PROBLEM TO SOLVE » Reproduce the line that holds "Read all visible" together with all the lines after it up to the end of the entries.

AVAILABLE RECORDS »
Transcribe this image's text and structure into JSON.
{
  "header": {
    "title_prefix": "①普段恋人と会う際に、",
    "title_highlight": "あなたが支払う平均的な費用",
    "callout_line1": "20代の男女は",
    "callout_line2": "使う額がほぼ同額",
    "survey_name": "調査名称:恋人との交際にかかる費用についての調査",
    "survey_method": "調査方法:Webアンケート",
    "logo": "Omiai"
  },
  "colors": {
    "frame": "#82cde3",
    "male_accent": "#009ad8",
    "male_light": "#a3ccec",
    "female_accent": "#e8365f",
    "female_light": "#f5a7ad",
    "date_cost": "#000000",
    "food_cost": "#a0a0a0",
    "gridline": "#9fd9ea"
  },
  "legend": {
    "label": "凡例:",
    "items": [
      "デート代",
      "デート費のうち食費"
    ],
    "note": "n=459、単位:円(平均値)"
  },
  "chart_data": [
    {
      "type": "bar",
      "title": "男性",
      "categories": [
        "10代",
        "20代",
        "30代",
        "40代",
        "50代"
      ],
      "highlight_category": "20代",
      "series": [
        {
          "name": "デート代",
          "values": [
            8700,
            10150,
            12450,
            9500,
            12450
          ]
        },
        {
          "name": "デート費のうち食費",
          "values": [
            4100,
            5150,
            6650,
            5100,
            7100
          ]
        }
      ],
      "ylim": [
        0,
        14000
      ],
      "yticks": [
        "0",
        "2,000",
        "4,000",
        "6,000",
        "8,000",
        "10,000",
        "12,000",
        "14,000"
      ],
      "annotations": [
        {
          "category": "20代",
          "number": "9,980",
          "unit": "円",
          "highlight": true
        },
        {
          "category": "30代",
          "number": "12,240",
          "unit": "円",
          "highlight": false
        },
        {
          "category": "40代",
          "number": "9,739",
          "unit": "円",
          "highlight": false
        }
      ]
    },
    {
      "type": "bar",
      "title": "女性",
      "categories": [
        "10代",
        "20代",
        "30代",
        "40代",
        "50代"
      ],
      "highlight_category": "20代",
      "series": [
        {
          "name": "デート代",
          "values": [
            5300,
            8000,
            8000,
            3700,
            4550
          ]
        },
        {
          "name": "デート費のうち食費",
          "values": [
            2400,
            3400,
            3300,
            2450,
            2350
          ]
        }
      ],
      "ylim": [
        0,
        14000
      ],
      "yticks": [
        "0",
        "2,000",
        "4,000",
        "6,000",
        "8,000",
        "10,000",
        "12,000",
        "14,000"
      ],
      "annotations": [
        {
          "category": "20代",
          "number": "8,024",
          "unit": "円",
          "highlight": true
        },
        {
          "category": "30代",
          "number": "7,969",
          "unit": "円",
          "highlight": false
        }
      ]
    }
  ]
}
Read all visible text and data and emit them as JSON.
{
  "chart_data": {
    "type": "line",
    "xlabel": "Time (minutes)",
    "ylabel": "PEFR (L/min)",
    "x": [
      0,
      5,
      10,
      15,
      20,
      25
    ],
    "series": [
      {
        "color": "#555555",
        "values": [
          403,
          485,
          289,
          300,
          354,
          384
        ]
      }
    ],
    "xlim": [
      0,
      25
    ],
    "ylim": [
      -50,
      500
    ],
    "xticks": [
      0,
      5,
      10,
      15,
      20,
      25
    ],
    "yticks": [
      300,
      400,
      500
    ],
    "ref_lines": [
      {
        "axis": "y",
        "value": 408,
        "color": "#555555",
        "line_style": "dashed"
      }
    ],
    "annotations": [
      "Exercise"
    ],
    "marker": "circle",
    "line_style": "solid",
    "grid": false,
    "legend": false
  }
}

PROBLEM SOLUTION »
Read all visible text and data and emit them as JSON.
{
  "chart_data": {
    "type": "line",
    "xlabel": "Time (minutes)",
    "ylabel": "PEFR (L/min)",
    "x": [
      0,
      5,
      10,
      15,
      20,
      25
    ],
    "series": [
      {
        "color": "#555555",
        "values": [
          403,
          485,
          289,
          300,
          354,
          384
        ]
      }
    ],
    "xlim": [
      0,
      25
    ],
    "ylim": [
      -50,
      500
    ],
    "xticks": [
      0,
      5,
      10,
      15,
      20,
      25
    ],
    "yticks": [
      300,
      400,
      500
    ],
    "ref_lines": [
      {
        "axis": "y",
        "value": 408,
        "color": "#555555",
        "line_style": "dashed"
      }
    ],
    "annotations": [
      "Exercise"
    ],
    "marker": "circle",
    "line_style": "solid",
    "grid": false,
    "legend": false
  }
}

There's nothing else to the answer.